Items from a data source:
## start
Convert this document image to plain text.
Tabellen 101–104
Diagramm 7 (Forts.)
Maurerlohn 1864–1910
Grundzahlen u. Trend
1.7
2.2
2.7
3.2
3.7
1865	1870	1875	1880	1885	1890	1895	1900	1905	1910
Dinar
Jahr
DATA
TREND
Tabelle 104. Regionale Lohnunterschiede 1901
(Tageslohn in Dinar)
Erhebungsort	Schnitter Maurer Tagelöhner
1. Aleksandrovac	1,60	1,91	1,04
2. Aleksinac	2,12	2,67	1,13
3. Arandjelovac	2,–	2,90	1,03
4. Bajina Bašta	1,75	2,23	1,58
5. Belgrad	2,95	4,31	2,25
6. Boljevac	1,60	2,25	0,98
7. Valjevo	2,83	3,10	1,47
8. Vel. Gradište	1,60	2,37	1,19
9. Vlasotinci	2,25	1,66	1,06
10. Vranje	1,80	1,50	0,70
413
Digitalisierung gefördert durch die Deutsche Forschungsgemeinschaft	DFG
## end
Print the material verbatim, all of it.

- [Output of the exercise]:
Convert this document image to plain text.
Tabellen 101–104
Diagramm 7 (Forts.)
Maurerlohn 1864–1910
Grundzahlen u. Trend
1.7
2.2
2.7
3.2
3.7
1865	1870	1875	1880	1885	1890	1895	1900	1905	1910
Dinar
Jahr
DATA
TREND
Tabelle 104. Regionale Lohnunterschiede 1901
(Tageslohn in Dinar)
Erhebungsort	Schnitter Maurer Tagelöhner
1. Aleksandrovac	1,60	1,91	1,04
2. Aleksinac	2,12	2,67	1,13
3. Arandjelovac	2,–	2,90	1,03
4. Bajina Bašta	1,75	2,23	1,58
5. Belgrad	2,95	4,31	2,25
6. Boljevac	1,60	2,25	0,98
7. Valjevo	2,83	3,10	1,47
8. Vel. Gradište	1,60	2,37	1,19
9. Vlasotinci	2,25	1,66	1,06
10. Vranje	1,80	1,50	0,70
413
Digitalisierung gefördert durch die Deutsche Forschungsgemeinschaft	DFG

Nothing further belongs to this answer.